***** Records for the task
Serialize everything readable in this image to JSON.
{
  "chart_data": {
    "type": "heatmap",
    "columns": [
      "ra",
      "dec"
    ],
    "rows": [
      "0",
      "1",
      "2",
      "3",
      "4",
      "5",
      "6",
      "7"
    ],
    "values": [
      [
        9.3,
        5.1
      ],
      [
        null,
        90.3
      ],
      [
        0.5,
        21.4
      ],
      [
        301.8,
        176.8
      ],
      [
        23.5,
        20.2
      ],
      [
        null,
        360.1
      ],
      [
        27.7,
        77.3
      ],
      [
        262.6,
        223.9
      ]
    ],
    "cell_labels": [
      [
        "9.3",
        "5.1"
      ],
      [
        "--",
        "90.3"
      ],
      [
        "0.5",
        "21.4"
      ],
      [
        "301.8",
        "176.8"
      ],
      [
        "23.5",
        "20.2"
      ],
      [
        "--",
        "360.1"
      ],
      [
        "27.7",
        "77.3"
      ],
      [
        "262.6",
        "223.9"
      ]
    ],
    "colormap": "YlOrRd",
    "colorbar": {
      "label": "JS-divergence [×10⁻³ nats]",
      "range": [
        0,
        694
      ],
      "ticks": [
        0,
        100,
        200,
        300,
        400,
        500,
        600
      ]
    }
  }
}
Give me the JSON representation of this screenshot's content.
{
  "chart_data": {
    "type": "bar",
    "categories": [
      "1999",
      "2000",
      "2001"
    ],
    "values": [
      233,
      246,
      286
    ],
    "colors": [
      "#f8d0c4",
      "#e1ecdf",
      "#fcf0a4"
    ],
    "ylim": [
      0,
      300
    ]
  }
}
**********
Check each line of the data above for the word "JSON" and say how many lines contain it, giving nothing besides the number.

→ Answer to this exercise
2